▶ [Exercise objective] Determine how many lines of the records include "Microsoft", and answer with the number alone.

▶ [Entries provided]

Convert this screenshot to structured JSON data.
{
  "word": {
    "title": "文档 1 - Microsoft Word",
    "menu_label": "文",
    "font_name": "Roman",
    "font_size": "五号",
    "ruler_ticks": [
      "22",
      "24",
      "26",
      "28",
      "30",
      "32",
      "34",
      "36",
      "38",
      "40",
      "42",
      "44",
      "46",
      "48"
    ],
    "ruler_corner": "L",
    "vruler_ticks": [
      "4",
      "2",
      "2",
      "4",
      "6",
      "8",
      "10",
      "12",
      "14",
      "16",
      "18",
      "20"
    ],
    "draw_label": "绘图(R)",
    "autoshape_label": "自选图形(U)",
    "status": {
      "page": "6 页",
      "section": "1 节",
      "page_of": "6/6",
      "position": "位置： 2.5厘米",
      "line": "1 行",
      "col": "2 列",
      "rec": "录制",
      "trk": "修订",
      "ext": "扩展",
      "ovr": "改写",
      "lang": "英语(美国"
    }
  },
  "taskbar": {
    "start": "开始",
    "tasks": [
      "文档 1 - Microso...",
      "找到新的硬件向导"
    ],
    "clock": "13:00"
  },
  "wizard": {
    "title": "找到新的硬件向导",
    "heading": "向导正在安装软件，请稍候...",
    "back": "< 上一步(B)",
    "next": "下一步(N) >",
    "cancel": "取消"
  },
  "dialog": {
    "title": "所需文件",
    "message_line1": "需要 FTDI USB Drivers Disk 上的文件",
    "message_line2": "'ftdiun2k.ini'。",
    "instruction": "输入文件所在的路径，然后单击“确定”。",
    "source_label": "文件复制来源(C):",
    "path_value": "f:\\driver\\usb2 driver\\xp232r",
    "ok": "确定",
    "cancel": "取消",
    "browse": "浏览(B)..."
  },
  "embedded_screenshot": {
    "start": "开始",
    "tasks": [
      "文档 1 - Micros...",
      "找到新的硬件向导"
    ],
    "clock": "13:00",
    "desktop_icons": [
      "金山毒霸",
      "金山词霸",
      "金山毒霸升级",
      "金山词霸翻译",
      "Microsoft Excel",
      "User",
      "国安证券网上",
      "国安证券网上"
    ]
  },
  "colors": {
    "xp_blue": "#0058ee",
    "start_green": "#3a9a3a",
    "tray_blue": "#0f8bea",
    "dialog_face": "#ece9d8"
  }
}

▶ [Solution for this problem] 2